## START Listed records

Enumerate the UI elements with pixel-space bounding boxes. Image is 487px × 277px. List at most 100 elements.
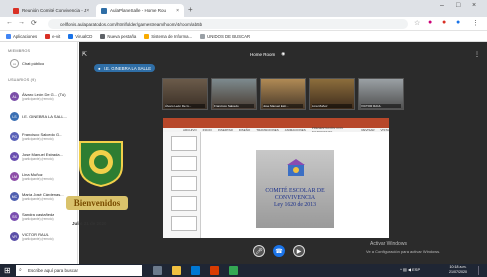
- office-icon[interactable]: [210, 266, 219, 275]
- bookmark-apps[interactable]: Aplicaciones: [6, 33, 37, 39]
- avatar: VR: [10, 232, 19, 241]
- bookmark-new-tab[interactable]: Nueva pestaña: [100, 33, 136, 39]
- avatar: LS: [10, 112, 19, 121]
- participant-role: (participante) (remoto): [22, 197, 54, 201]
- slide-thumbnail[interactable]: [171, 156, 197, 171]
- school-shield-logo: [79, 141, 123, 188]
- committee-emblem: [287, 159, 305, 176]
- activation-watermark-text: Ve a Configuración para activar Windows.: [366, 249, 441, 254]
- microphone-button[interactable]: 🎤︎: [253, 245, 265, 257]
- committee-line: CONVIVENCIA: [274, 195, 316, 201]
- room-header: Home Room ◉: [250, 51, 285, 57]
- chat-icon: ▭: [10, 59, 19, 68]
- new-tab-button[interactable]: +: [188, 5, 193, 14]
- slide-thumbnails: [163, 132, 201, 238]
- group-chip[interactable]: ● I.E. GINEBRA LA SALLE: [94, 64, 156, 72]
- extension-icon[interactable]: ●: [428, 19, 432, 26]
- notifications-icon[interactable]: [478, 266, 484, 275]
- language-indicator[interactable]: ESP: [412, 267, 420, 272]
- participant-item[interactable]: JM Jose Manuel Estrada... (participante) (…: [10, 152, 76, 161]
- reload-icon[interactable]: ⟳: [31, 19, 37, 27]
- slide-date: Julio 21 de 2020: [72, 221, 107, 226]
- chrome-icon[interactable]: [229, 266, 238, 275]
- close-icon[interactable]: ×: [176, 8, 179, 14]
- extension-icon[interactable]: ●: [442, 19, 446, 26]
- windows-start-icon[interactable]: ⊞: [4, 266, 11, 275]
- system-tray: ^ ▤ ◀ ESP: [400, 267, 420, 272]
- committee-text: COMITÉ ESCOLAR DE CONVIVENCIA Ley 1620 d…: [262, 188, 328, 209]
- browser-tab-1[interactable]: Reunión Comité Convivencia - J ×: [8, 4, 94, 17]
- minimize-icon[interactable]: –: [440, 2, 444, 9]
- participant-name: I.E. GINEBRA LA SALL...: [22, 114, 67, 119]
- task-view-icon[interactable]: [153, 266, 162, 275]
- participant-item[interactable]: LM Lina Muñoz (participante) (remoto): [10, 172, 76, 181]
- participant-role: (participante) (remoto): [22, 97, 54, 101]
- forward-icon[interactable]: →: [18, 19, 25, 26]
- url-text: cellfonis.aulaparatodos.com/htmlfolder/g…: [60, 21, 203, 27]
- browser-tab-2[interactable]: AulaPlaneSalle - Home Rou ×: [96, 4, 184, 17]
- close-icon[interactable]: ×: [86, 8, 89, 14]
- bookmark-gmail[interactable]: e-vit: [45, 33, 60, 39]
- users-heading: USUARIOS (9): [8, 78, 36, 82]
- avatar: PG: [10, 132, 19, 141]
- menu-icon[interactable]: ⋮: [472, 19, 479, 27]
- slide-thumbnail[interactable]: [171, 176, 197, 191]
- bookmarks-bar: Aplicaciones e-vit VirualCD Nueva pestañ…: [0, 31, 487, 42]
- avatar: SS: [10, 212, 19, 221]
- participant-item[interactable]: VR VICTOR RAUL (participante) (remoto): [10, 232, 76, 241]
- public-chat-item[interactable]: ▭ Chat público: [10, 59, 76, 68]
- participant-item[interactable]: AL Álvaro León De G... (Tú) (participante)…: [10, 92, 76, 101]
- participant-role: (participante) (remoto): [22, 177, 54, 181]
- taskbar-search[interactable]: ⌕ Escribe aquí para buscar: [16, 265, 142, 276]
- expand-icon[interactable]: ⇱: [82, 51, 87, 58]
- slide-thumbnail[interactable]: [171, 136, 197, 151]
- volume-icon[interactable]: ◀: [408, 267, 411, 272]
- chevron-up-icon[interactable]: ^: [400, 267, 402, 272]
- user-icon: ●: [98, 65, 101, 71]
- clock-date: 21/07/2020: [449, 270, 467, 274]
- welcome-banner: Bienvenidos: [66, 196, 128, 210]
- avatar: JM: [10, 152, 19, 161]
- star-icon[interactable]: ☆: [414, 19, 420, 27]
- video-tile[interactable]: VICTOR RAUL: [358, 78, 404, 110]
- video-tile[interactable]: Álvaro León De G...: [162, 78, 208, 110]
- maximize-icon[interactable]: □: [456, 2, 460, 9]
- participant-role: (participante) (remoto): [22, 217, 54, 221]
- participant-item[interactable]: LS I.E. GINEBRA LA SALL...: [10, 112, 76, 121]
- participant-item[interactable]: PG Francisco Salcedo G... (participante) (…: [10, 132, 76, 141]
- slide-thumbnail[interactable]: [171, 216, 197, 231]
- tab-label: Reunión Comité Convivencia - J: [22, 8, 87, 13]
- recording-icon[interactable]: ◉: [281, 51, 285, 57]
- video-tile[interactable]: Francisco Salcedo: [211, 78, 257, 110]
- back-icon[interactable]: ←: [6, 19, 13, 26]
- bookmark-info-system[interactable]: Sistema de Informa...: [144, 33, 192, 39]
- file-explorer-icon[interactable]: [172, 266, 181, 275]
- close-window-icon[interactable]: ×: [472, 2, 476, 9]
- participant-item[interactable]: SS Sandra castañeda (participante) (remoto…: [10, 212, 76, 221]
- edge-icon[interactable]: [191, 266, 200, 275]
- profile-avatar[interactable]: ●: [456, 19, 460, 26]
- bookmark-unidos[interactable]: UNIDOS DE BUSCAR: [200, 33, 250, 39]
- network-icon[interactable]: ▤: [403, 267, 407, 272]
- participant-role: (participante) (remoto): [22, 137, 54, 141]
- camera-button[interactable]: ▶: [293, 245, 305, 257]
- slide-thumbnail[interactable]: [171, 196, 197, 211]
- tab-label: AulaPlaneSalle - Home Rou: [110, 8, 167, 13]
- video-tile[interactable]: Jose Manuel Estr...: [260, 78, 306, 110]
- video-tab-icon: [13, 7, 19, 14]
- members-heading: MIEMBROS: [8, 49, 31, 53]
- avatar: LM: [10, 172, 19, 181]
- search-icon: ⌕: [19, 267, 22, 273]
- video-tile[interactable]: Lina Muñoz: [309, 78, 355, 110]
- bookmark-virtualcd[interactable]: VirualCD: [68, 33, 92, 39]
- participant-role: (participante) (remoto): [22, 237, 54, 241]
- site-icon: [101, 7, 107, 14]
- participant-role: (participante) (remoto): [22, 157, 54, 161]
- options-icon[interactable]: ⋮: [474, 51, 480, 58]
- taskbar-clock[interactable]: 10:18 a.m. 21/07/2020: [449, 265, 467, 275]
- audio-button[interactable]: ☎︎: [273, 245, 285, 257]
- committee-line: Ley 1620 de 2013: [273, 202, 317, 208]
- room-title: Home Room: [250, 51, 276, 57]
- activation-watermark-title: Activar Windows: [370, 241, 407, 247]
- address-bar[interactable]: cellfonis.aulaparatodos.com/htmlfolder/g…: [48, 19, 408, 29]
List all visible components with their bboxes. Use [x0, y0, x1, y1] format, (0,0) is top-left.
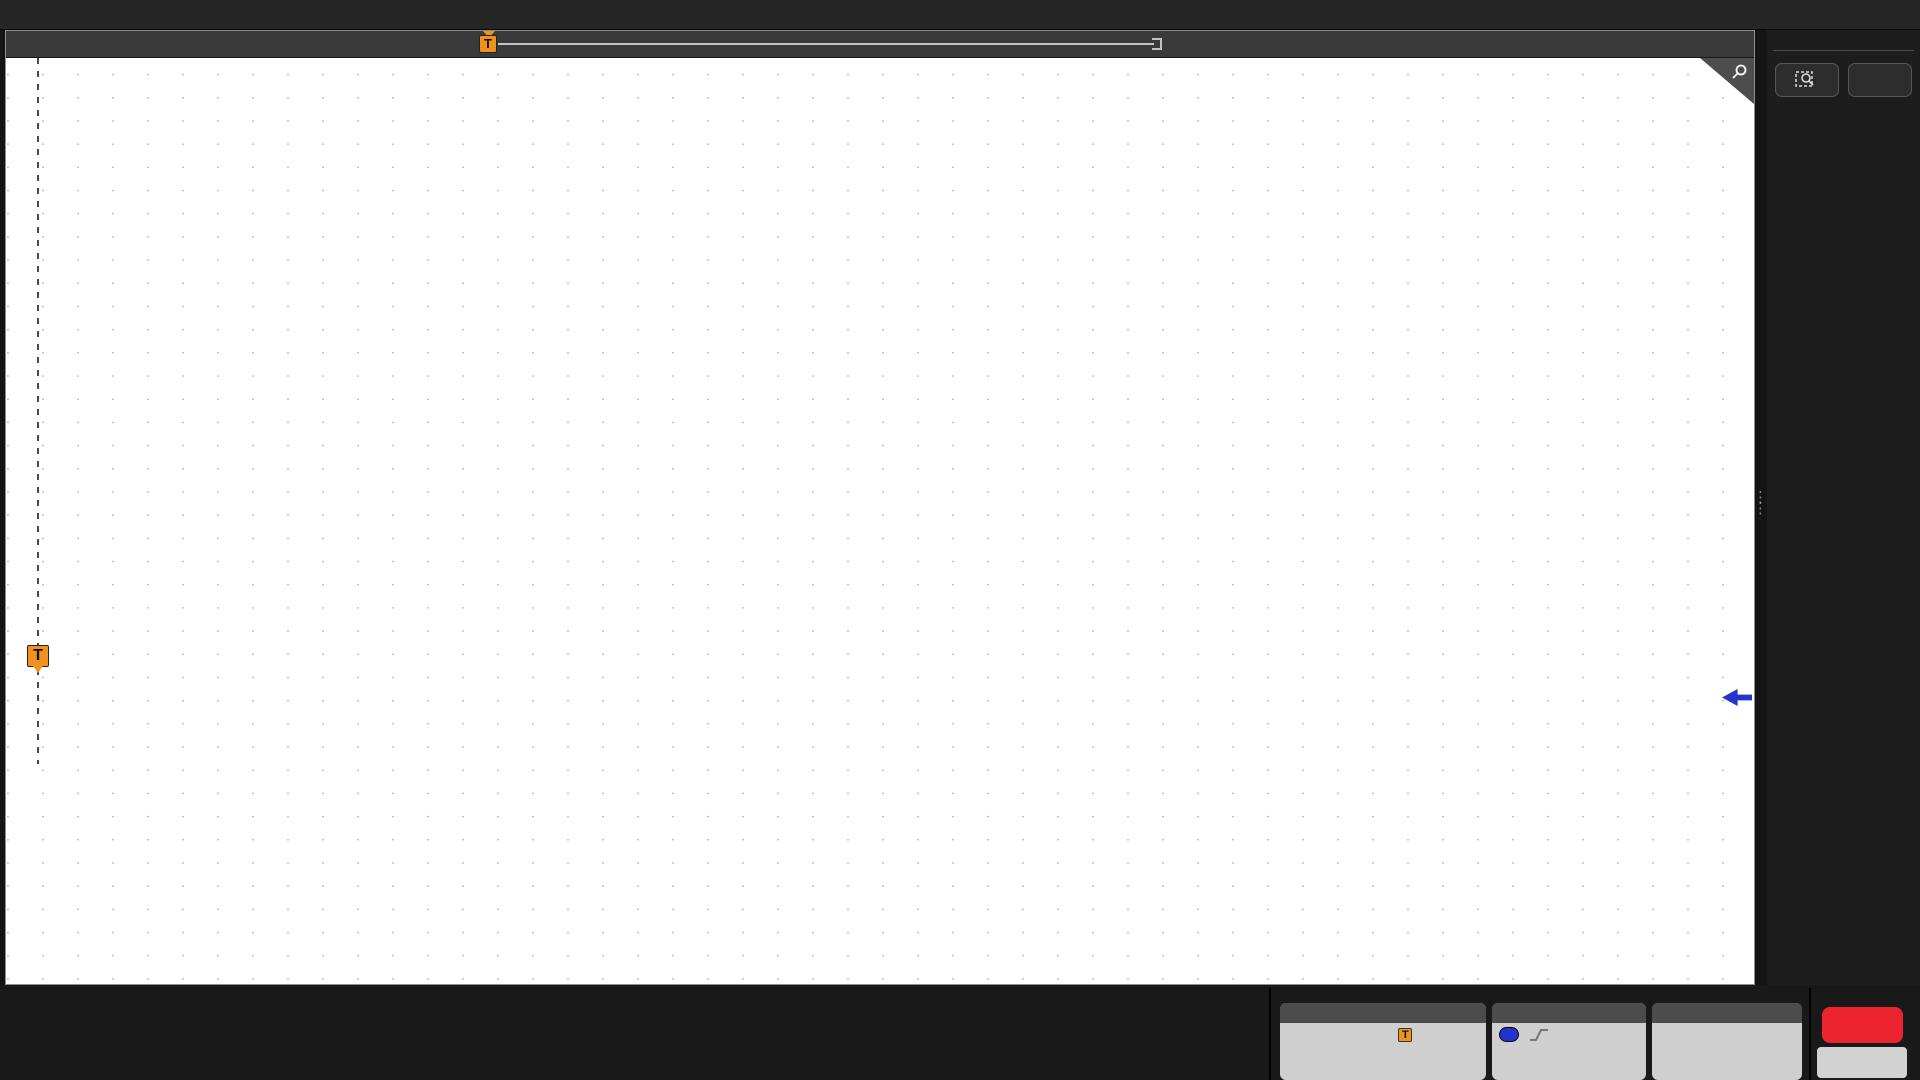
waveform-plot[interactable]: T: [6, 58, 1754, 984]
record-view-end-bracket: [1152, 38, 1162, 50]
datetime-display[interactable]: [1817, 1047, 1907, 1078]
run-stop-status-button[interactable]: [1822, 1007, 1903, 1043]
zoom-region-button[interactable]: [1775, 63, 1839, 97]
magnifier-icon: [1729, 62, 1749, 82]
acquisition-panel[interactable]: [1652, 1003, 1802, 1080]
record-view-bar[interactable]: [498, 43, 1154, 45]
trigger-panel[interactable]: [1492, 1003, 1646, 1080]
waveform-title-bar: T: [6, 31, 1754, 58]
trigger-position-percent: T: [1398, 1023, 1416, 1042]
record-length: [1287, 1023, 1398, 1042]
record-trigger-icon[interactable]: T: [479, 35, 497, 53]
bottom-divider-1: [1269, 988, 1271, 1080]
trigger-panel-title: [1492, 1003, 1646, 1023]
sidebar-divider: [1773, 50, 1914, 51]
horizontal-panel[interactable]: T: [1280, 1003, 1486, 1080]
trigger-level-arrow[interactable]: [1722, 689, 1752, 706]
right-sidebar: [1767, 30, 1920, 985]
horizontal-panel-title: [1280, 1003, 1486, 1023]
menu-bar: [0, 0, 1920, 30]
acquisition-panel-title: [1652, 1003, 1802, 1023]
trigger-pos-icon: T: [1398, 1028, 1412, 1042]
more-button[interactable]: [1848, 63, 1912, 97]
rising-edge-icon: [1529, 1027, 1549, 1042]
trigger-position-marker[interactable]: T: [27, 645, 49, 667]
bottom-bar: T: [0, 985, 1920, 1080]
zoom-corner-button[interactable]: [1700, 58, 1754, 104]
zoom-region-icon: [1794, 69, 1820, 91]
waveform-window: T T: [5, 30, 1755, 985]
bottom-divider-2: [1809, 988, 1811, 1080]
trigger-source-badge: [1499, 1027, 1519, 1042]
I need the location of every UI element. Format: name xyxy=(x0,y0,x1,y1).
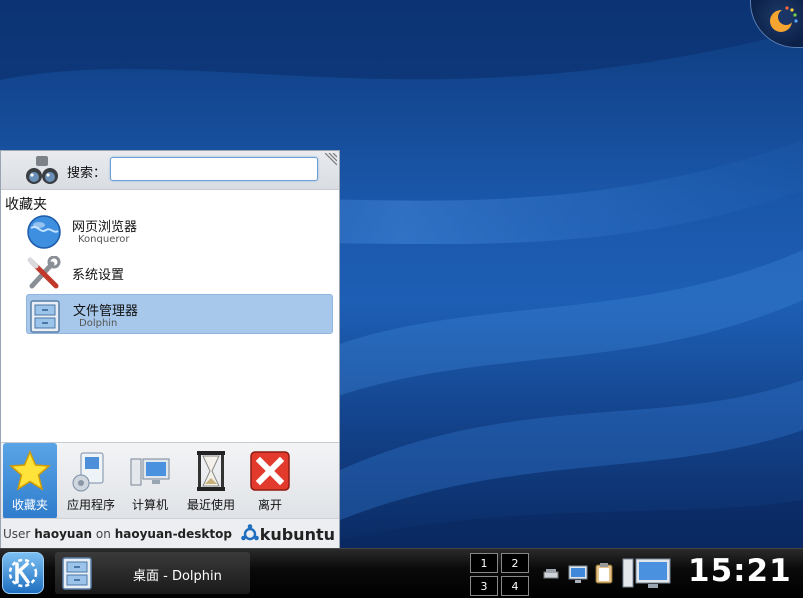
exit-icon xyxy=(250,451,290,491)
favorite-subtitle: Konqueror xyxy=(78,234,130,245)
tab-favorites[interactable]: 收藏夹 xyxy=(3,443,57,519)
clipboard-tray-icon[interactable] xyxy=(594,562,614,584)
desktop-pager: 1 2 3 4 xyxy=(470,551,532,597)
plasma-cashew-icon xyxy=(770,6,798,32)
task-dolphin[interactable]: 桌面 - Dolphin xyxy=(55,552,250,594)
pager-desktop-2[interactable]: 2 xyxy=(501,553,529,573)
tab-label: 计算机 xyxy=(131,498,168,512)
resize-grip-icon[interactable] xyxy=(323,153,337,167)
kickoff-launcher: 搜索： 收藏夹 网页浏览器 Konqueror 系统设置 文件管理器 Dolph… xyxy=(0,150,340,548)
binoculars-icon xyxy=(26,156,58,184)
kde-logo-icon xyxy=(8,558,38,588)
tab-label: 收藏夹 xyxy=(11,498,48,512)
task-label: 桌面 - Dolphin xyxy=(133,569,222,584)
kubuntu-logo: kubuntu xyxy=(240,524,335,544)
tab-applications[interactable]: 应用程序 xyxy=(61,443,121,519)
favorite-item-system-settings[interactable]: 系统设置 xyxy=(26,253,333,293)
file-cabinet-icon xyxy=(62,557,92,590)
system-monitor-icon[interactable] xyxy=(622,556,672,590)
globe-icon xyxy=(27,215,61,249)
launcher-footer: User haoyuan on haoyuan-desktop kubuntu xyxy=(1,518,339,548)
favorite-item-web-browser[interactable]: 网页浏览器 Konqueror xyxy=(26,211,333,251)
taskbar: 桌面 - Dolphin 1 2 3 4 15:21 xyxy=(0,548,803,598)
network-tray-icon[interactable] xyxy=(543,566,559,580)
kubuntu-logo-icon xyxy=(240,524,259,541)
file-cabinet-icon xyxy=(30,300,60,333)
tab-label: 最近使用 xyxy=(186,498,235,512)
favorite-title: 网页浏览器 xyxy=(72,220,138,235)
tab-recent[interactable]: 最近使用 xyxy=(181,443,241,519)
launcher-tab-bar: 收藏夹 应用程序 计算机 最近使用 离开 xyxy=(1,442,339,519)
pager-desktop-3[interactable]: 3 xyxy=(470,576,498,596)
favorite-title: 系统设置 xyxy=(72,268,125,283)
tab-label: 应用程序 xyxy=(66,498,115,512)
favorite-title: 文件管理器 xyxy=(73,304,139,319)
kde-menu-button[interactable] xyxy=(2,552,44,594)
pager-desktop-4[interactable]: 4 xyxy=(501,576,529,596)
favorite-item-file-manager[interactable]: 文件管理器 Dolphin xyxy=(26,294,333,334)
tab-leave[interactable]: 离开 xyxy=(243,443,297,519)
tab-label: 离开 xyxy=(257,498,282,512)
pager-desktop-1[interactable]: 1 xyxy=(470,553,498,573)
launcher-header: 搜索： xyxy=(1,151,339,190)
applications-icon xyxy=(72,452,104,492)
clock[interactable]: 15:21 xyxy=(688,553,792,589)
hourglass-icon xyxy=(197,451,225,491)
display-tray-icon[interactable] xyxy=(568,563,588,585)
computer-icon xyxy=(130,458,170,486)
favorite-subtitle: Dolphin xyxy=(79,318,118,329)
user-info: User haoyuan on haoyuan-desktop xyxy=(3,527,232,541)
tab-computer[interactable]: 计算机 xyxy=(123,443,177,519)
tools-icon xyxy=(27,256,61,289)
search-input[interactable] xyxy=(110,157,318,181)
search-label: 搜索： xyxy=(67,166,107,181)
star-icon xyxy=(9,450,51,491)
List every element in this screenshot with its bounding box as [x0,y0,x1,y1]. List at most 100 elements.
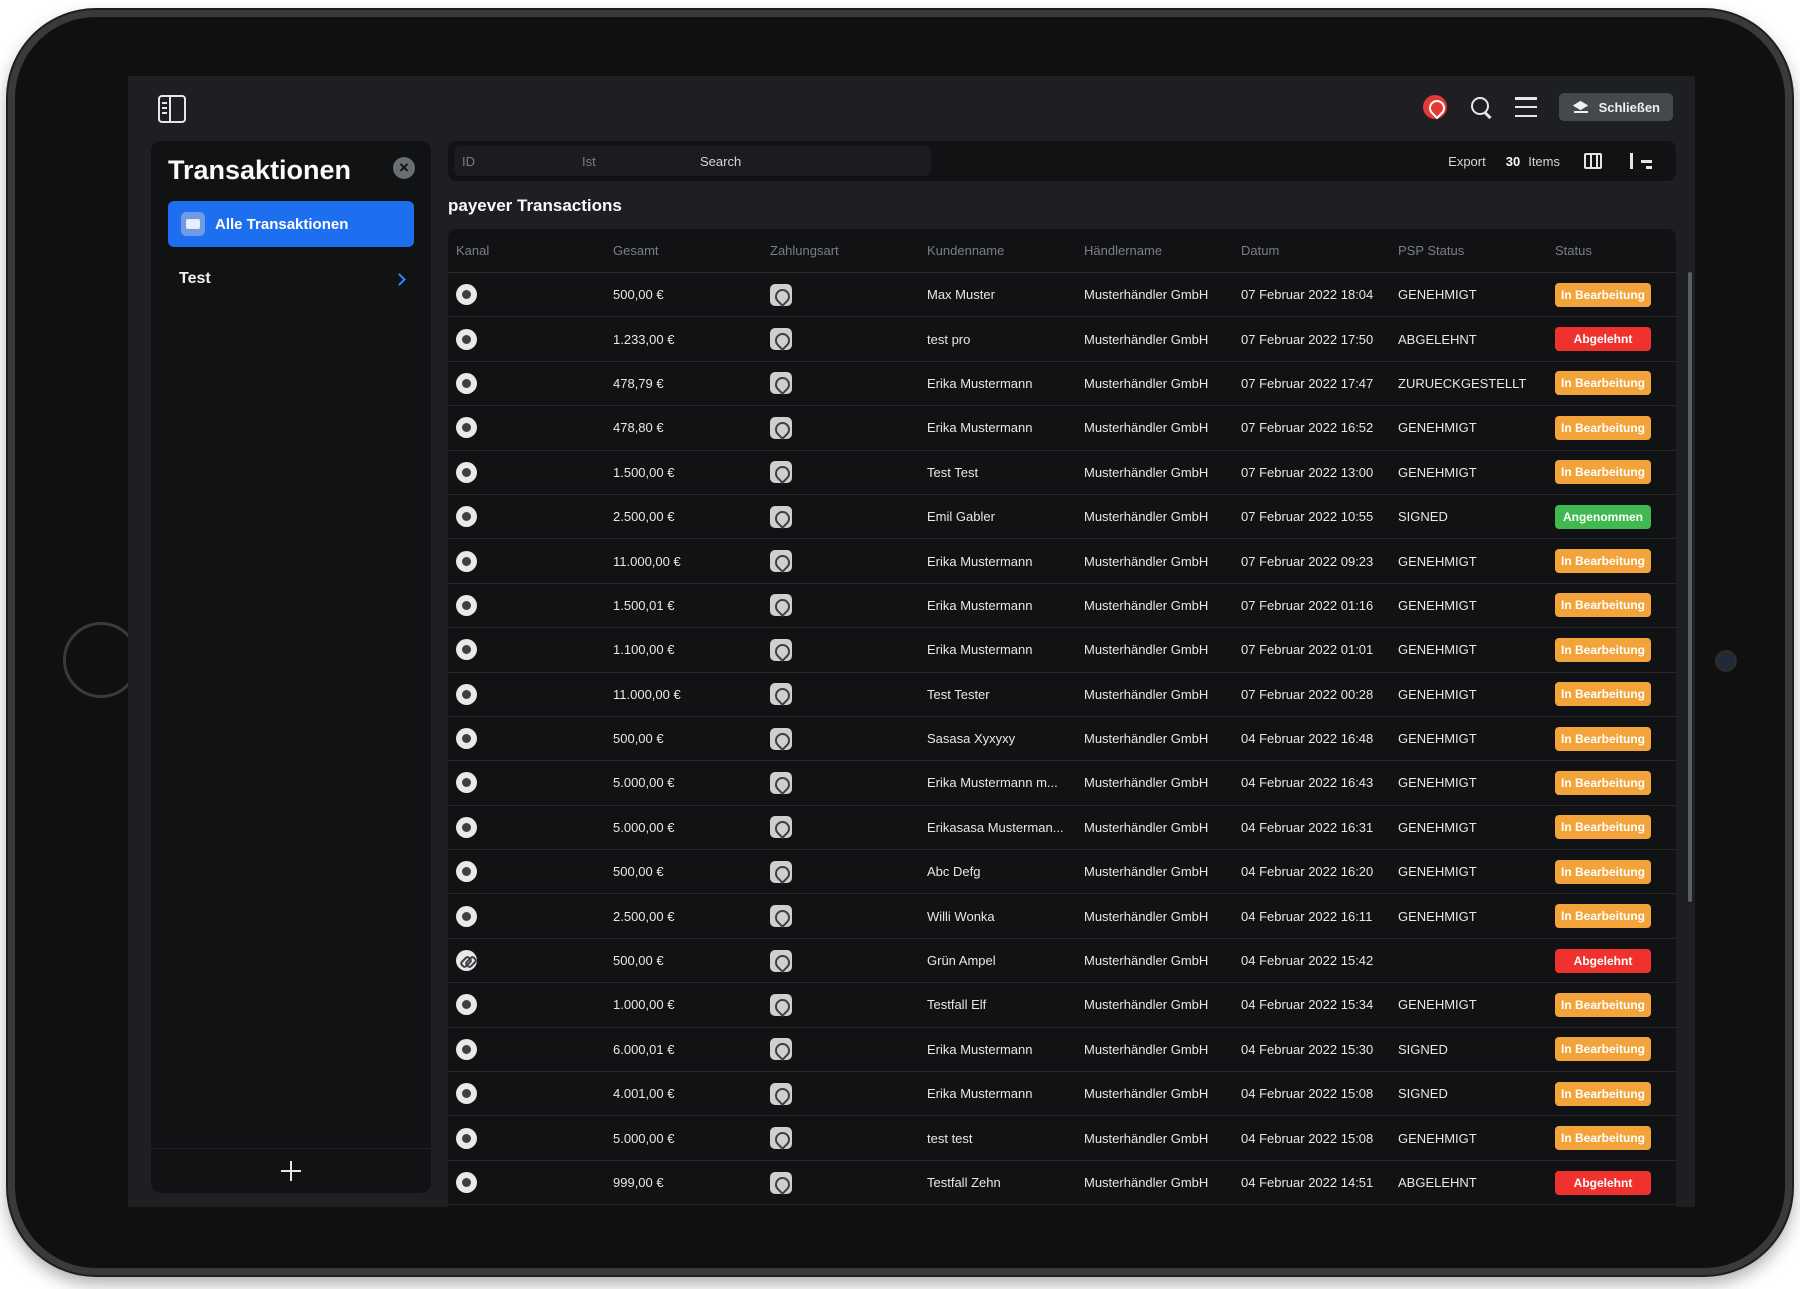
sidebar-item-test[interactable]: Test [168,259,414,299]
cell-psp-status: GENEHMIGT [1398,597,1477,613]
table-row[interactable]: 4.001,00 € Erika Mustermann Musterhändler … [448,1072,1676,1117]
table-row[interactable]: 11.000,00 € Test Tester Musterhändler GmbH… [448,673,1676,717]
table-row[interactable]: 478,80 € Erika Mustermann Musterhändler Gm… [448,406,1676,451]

## END Listed records

** Given task **
Render the lines in the items above as a Markdown table with the columns Row and Text, starting with the line that contains "exit-icon xyxy=(250,451,290,491)" and going on through the line that contains "applications-icon xyxy=(72,452,104,492)". Number each row and leave out any blank lines.

** Written response **
| Row | Text |
|---|---|
| 1 | exit-icon xyxy=(250,451,290,491) |
| 2 | favorite-subtitle: Konqueror xyxy=(78,234,130,245) |
| 3 | tab-favorites[interactable]: 收藏夹 xyxy=(3,443,57,519) |
| 4 | clipboard-tray-icon[interactable] xyxy=(594,562,614,584) |
| 5 | desktop-pager: 1 2 3 4 xyxy=(470,551,532,597) |
| 6 | plasma-cashew-icon xyxy=(770,6,798,32) |
| 7 | task-dolphin[interactable]: 桌面 - Dolphin xyxy=(55,552,250,594) |
| 8 | pager-desktop-2[interactable]: 2 xyxy=(501,553,529,573) |
| 9 | tab-label: 计算机 xyxy=(131,498,168,512) |
| 10 | resize-grip-icon[interactable] xyxy=(323,153,337,167) |
| 11 | kickoff-launcher: 搜索： 收藏夹 网页浏览器 Konqueror 系统设置 文件管理器 Dolph… xyxy=(0,150,340,548) |
| 12 | binoculars-icon xyxy=(26,156,58,184) |
| 13 | kde-logo-icon xyxy=(8,558,38,588) |
| 14 | tab-label: 收藏夹 xyxy=(11,498,48,512) |
| 15 | task-label: 桌面 - Dolphin xyxy=(133,569,222,584) |
| 16 | kubuntu-logo: kubuntu xyxy=(240,524,335,544) |
| 17 | tab-applications[interactable]: 应用程序 xyxy=(61,443,121,519) |
| 18 | favorite-item-system-settings[interactable]: 系统设置 xyxy=(26,253,333,293) |
| 19 | file-cabinet-icon xyxy=(62,557,92,590) |
| 20 | system-monitor-icon[interactable] xyxy=(622,556,672,590) |
| 21 | globe-icon xyxy=(27,215,61,249) |
| 22 | launcher-footer: User haoyuan on haoyuan-desktop kubuntu xyxy=(1,518,339,548) |
| 23 | favorite-item-web-browser[interactable]: 网页浏览器 Konqueror xyxy=(26,211,333,251) |
| 24 | taskbar: 桌面 - Dolphin 1 2 3 4 15:21 xyxy=(0,548,803,598) |
| 25 | network-tray-icon[interactable] xyxy=(543,566,559,580) |
| 26 | kubuntu-logo-icon xyxy=(240,524,259,541) |
| 27 | file-cabinet-icon xyxy=(30,300,60,333) |
| 28 | tab-label: 最近使用 xyxy=(186,498,235,512) |
| 29 | favorite-title: 网页浏览器 xyxy=(72,220,138,235) |
| 30 | tab-recent[interactable]: 最近使用 xyxy=(181,443,241,519) |
| 31 | launcher-tab-bar: 收藏夹 应用程序 计算机 最近使用 离开 xyxy=(1,442,339,519) |
| 32 | pager-desktop-3[interactable]: 3 xyxy=(470,576,498,596) |
| 33 | favorite-title: 系统设置 xyxy=(72,268,125,283) |
| 34 | tab-label: 应用程序 xyxy=(66,498,115,512) |
| 35 | favorite-title: 文件管理器 xyxy=(73,304,139,319) |
| 36 | kde-menu-button[interactable] xyxy=(2,552,44,594) |
| 37 | pager-desktop-4[interactable]: 4 xyxy=(501,576,529,596) |
| 38 | favorite-item-file-manager[interactable]: 文件管理器 Dolphin xyxy=(26,294,333,334) |
| 39 | tab-leave[interactable]: 离开 xyxy=(243,443,297,519) |
| 40 | tab-label: 离开 xyxy=(257,498,282,512) |
| 41 | pager-desktop-1[interactable]: 1 xyxy=(470,553,498,573) |
| 42 | launcher-header: 搜索： xyxy=(1,151,339,190) |
| 43 | applications-icon xyxy=(72,452,104,492) |